↓↓↓

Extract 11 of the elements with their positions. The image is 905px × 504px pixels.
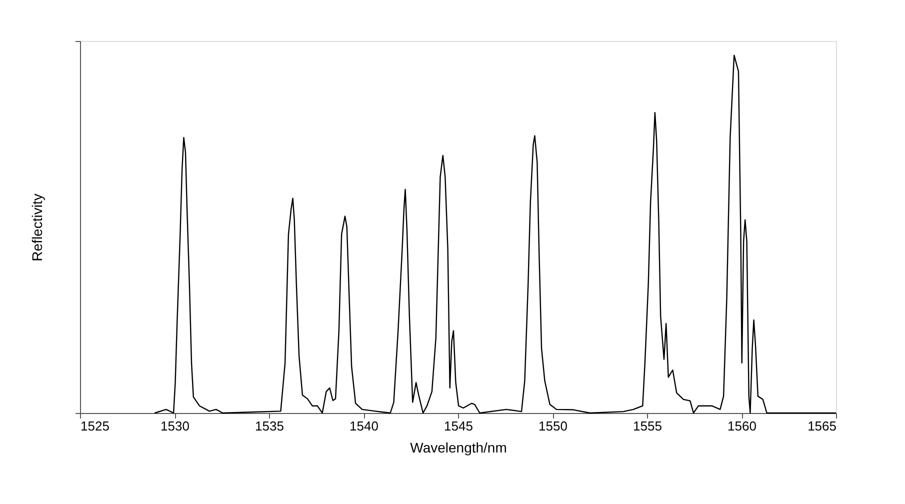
y-axis-title: Reflectivity	[29, 194, 45, 262]
x-tick-label: 1535	[255, 418, 284, 434]
x-tick-label: 1560	[728, 418, 756, 434]
x-tick-label: 1545	[444, 418, 473, 434]
x-tick-label: 1565	[808, 418, 836, 434]
x-tick-label: 1550	[538, 418, 568, 434]
x-tick-label: 1540	[350, 418, 378, 434]
x-tick-label: 1555	[633, 418, 662, 434]
x-axis-title: Wavelength/nm	[410, 440, 507, 456]
x-tick-label: 1525	[80, 418, 110, 434]
x-tick-label: 1530	[160, 418, 190, 434]
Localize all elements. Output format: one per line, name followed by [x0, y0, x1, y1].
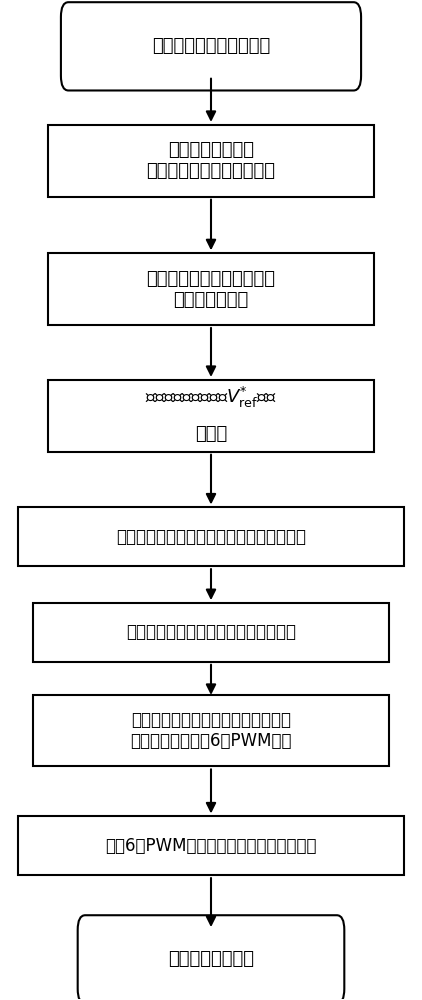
- FancyBboxPatch shape: [78, 915, 344, 1000]
- Text: 输出6路PWM脉冲作用于功率开关驱动电路: 输出6路PWM脉冲作用于功率开关驱动电路: [105, 837, 317, 855]
- Text: 的扇区: 的扇区: [195, 425, 227, 443]
- Text: 在允许范围内调整三角载波频率，加
入死去时间，生成6路PWM脉冲: 在允许范围内调整三角载波频率，加 入死去时间，生成6路PWM脉冲: [130, 711, 292, 750]
- Text: 对不受故障开关管影响的扇区进行正常控制: 对不受故障开关管影响的扇区进行正常控制: [116, 528, 306, 546]
- Text: 确定扇区划分函数及$\mathit{V}_{\mathregular{ref}}^{*}$所在: 确定扇区划分函数及$\mathit{V}_{\mathregular{ref}}…: [145, 385, 277, 410]
- FancyBboxPatch shape: [33, 603, 389, 662]
- FancyBboxPatch shape: [48, 380, 374, 452]
- FancyBboxPatch shape: [61, 2, 361, 90]
- Text: 确定开关管故障前后故障零
矢量和有效矢量: 确定开关管故障前后故障零 矢量和有效矢量: [146, 270, 276, 309]
- Text: 对故障开关管所影响扇区进行容错控制: 对故障开关管所影响扇区进行容错控制: [126, 623, 296, 641]
- FancyBboxPatch shape: [33, 695, 389, 766]
- FancyBboxPatch shape: [48, 125, 374, 197]
- Text: 读取开关管故障诊断信息: 读取开关管故障诊断信息: [152, 37, 270, 55]
- Text: 结合扇区划分方式
确定故障开关管所影响扇区: 结合扇区划分方式 确定故障开关管所影响扇区: [146, 141, 276, 180]
- Text: 完成容错缓冲控制: 完成容错缓冲控制: [168, 950, 254, 968]
- FancyBboxPatch shape: [18, 507, 404, 566]
- FancyBboxPatch shape: [18, 816, 404, 875]
- FancyBboxPatch shape: [48, 253, 374, 325]
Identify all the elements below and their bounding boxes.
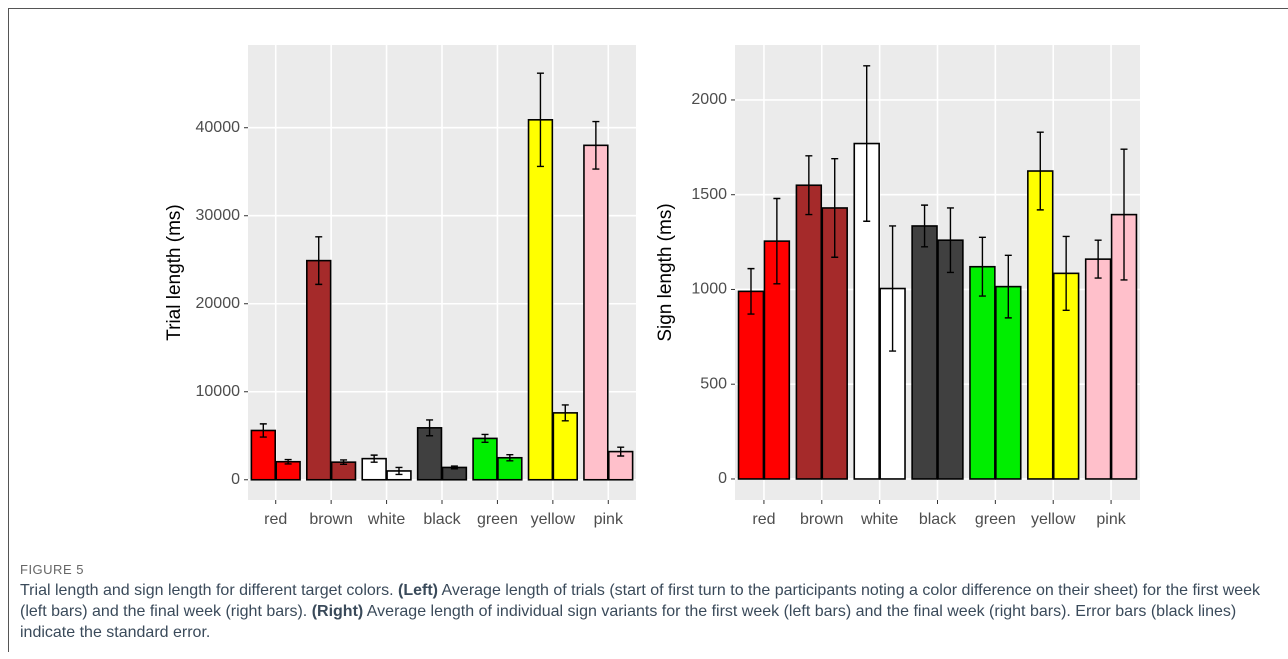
caption-segment: (Left)	[398, 582, 438, 599]
bar	[583, 144, 609, 481]
bar	[795, 184, 823, 480]
error-bar	[536, 72, 544, 168]
caption-segment: Trial length and sign length for differe…	[20, 582, 398, 599]
y-tick-label: 1500	[691, 186, 727, 203]
error-bar	[395, 466, 403, 476]
error-bar	[450, 465, 458, 470]
error-bar	[340, 459, 348, 466]
error-bar	[1004, 254, 1012, 319]
bar	[250, 429, 277, 481]
bar	[472, 437, 498, 481]
bar	[527, 119, 554, 481]
caption-segment: Average length of individual sign varian…	[20, 603, 1237, 641]
error-bar	[1120, 148, 1128, 281]
x-tick-label: pink	[1096, 511, 1126, 528]
caption: Trial length and sign length for differe…	[20, 580, 1275, 643]
error-bar	[1062, 235, 1070, 312]
x-tick-label: brown	[800, 511, 844, 528]
error-bar	[1036, 131, 1044, 211]
x-tick-label: green	[477, 511, 518, 528]
x-tick-label: green	[975, 511, 1016, 528]
error-bar	[978, 236, 986, 297]
error-bar	[946, 207, 954, 274]
y-tick-label: 40000	[196, 119, 241, 136]
frame-left	[8, 8, 9, 652]
error-bar	[617, 446, 625, 457]
error-bar	[315, 236, 323, 286]
bar	[1027, 170, 1054, 480]
error-bar	[773, 197, 781, 285]
y-tick-label: 2000	[691, 91, 727, 108]
x-tick-label: yellow	[1031, 511, 1076, 528]
bar	[937, 239, 964, 480]
caption-segment: Average length of trials (start of first…	[20, 582, 1261, 620]
x-tick-label: white	[860, 511, 898, 528]
error-bar	[747, 267, 755, 315]
figure-label: FIGURE 5	[20, 562, 84, 577]
error-bar	[889, 225, 897, 352]
error-bar	[831, 158, 839, 258]
bar	[911, 225, 938, 480]
error-bar	[284, 458, 292, 465]
error-bar	[921, 204, 929, 248]
error-bar	[481, 433, 489, 444]
y-tick-label: 500	[700, 375, 727, 392]
y-tick-label: 1000	[691, 281, 727, 298]
x-tick-label: brown	[309, 511, 353, 528]
error-bar	[592, 120, 600, 170]
x-tick-label: pink	[594, 511, 624, 528]
bar	[552, 412, 578, 481]
bar	[969, 265, 996, 480]
y-tick-label: 0	[231, 471, 240, 488]
error-bar	[259, 423, 267, 438]
y-axis-title: Sign length (ms)	[655, 203, 676, 341]
x-tick-label: red	[264, 511, 287, 528]
error-bar	[1094, 239, 1102, 279]
x-tick-label: black	[919, 511, 957, 528]
y-tick-label: 0	[718, 470, 727, 487]
error-bar	[506, 453, 514, 462]
error-bar	[805, 155, 813, 216]
error-bar	[370, 454, 378, 463]
bar	[737, 290, 765, 480]
y-axis-title: Trial length (ms)	[164, 204, 185, 341]
x-tick-label: black	[423, 511, 461, 528]
error-bar	[561, 404, 569, 422]
bar	[306, 259, 332, 481]
caption-segment: (Right)	[311, 603, 364, 620]
x-tick-label: yellow	[531, 511, 576, 528]
error-bar	[426, 419, 434, 437]
charts: Trial length (ms)010000200003000040000re…	[164, 45, 1140, 528]
x-tick-label: white	[367, 511, 405, 528]
y-tick-label: 20000	[196, 295, 241, 312]
y-tick-label: 10000	[196, 383, 241, 400]
x-tick-label: red	[752, 511, 775, 528]
bar	[1084, 258, 1112, 480]
y-tick-label: 30000	[196, 207, 241, 224]
frame-top	[8, 8, 1288, 9]
error-bar	[863, 65, 871, 222]
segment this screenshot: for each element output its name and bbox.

↑↑↑

EXERCISE REQUIREMENTS => Copy the records above verbatim, from the first to the last, and omit the pictures.

EXPECTED ANSWER =>
Extract 11 of the elements with their positions. The image is 905px × 504px pixels.
y-axis-title: Reflectivity	[29, 194, 45, 262]
x-tick-label: 1535	[255, 418, 284, 434]
x-tick-label: 1560	[728, 418, 756, 434]
x-tick-label: 1545	[444, 418, 473, 434]
x-tick-label: 1565	[808, 418, 836, 434]
x-tick-label: 1550	[538, 418, 568, 434]
x-tick-label: 1540	[350, 418, 378, 434]
x-tick-label: 1555	[633, 418, 662, 434]
x-axis-title: Wavelength/nm	[410, 440, 507, 456]
x-tick-label: 1525	[80, 418, 110, 434]
x-tick-label: 1530	[160, 418, 190, 434]
Localize all elements. Output format: one per line, name followed by [x0, y0, x1, y1].
- FancyBboxPatch shape: [78, 915, 344, 1000]
- Text: 输出6路PWM脉冲作用于功率开关驱动电路: 输出6路PWM脉冲作用于功率开关驱动电路: [105, 837, 317, 855]
- Text: 的扇区: 的扇区: [195, 425, 227, 443]
- Text: 在允许范围内调整三角载波频率，加
入死去时间，生成6路PWM脉冲: 在允许范围内调整三角载波频率，加 入死去时间，生成6路PWM脉冲: [130, 711, 292, 750]
- Text: 对不受故障开关管影响的扇区进行正常控制: 对不受故障开关管影响的扇区进行正常控制: [116, 528, 306, 546]
- Text: 确定扇区划分函数及$\mathit{V}_{\mathregular{ref}}^{*}$所在: 确定扇区划分函数及$\mathit{V}_{\mathregular{ref}}…: [145, 385, 277, 410]
- FancyBboxPatch shape: [33, 603, 389, 662]
- FancyBboxPatch shape: [48, 380, 374, 452]
- FancyBboxPatch shape: [61, 2, 361, 90]
- Text: 确定开关管故障前后故障零
矢量和有效矢量: 确定开关管故障前后故障零 矢量和有效矢量: [146, 270, 276, 309]
- Text: 对故障开关管所影响扇区进行容错控制: 对故障开关管所影响扇区进行容错控制: [126, 623, 296, 641]
- FancyBboxPatch shape: [33, 695, 389, 766]
- FancyBboxPatch shape: [48, 125, 374, 197]
- Text: 读取开关管故障诊断信息: 读取开关管故障诊断信息: [152, 37, 270, 55]
- Text: 结合扇区划分方式
确定故障开关管所影响扇区: 结合扇区划分方式 确定故障开关管所影响扇区: [146, 141, 276, 180]
- Text: 完成容错缓冲控制: 完成容错缓冲控制: [168, 950, 254, 968]
- FancyBboxPatch shape: [18, 507, 404, 566]
- FancyBboxPatch shape: [18, 816, 404, 875]
- FancyBboxPatch shape: [48, 253, 374, 325]
Identify all the elements below and their bounding boxes.
caption-segment: (Left)	[398, 582, 438, 599]
bar	[583, 144, 609, 481]
bar	[795, 184, 823, 480]
error-bar	[536, 72, 544, 168]
caption-segment: Trial length and sign length for differe…	[20, 582, 398, 599]
y-tick-label: 1500	[691, 186, 727, 203]
error-bar	[395, 466, 403, 476]
error-bar	[450, 465, 458, 470]
error-bar	[340, 459, 348, 466]
error-bar	[1004, 254, 1012, 319]
bar	[250, 429, 277, 481]
bar	[472, 437, 498, 481]
bar	[527, 119, 554, 481]
caption-segment: Average length of individual sign varian…	[20, 603, 1237, 641]
error-bar	[1120, 148, 1128, 281]
x-tick-label: pink	[1096, 511, 1126, 528]
caption: Trial length and sign length for differe…	[20, 580, 1275, 643]
error-bar	[1062, 235, 1070, 312]
x-tick-label: brown	[800, 511, 844, 528]
error-bar	[1036, 131, 1044, 211]
x-tick-label: green	[477, 511, 518, 528]
x-tick-label: green	[975, 511, 1016, 528]
error-bar	[978, 236, 986, 297]
error-bar	[946, 207, 954, 274]
y-tick-label: 40000	[196, 119, 241, 136]
frame-left	[8, 8, 9, 652]
error-bar	[617, 446, 625, 457]
error-bar	[315, 236, 323, 286]
bar	[1027, 170, 1054, 480]
error-bar	[773, 197, 781, 285]
y-tick-label: 2000	[691, 91, 727, 108]
x-tick-label: yellow	[1031, 511, 1076, 528]
bar	[937, 239, 964, 480]
caption-segment: Average length of trials (start of first…	[20, 582, 1261, 620]
x-tick-label: white	[860, 511, 898, 528]
error-bar	[747, 267, 755, 315]
figure-label: FIGURE 5	[20, 562, 84, 577]
error-bar	[889, 225, 897, 352]
error-bar	[831, 158, 839, 258]
bar	[911, 225, 938, 480]
error-bar	[284, 458, 292, 465]
error-bar	[921, 204, 929, 248]
error-bar	[481, 433, 489, 444]
y-tick-label: 500	[700, 375, 727, 392]
y-tick-label: 1000	[691, 281, 727, 298]
x-tick-label: brown	[309, 511, 353, 528]
error-bar	[592, 120, 600, 170]
x-tick-label: pink	[594, 511, 624, 528]
bar	[552, 412, 578, 481]
bar	[969, 265, 996, 480]
y-tick-label: 0	[231, 471, 240, 488]
error-bar	[259, 423, 267, 438]
y-axis-title: Sign length (ms)	[655, 203, 676, 341]
x-tick-label: red	[264, 511, 287, 528]
error-bar	[1094, 239, 1102, 279]
x-tick-label: black	[919, 511, 957, 528]
y-tick-label: 0	[718, 470, 727, 487]
error-bar	[506, 453, 514, 462]
error-bar	[805, 155, 813, 216]
error-bar	[370, 454, 378, 463]
bar	[737, 290, 765, 480]
y-axis-title: Trial length (ms)	[164, 204, 185, 341]
x-tick-label: black	[423, 511, 461, 528]
error-bar	[561, 404, 569, 422]
bar	[306, 259, 332, 481]
caption-segment: (Right)	[311, 603, 364, 620]
x-tick-label: yellow	[531, 511, 576, 528]
error-bar	[426, 419, 434, 437]
charts: Trial length (ms)010000200003000040000re…	[164, 45, 1140, 528]
x-tick-label: white	[367, 511, 405, 528]
y-tick-label: 20000	[196, 295, 241, 312]
y-tick-label: 10000	[196, 383, 241, 400]
x-tick-label: red	[752, 511, 775, 528]
bar	[1084, 258, 1112, 480]
y-tick-label: 30000	[196, 207, 241, 224]
frame-top	[8, 8, 1288, 9]
error-bar	[863, 65, 871, 222]
segment this screenshot: for each element output its name and bbox.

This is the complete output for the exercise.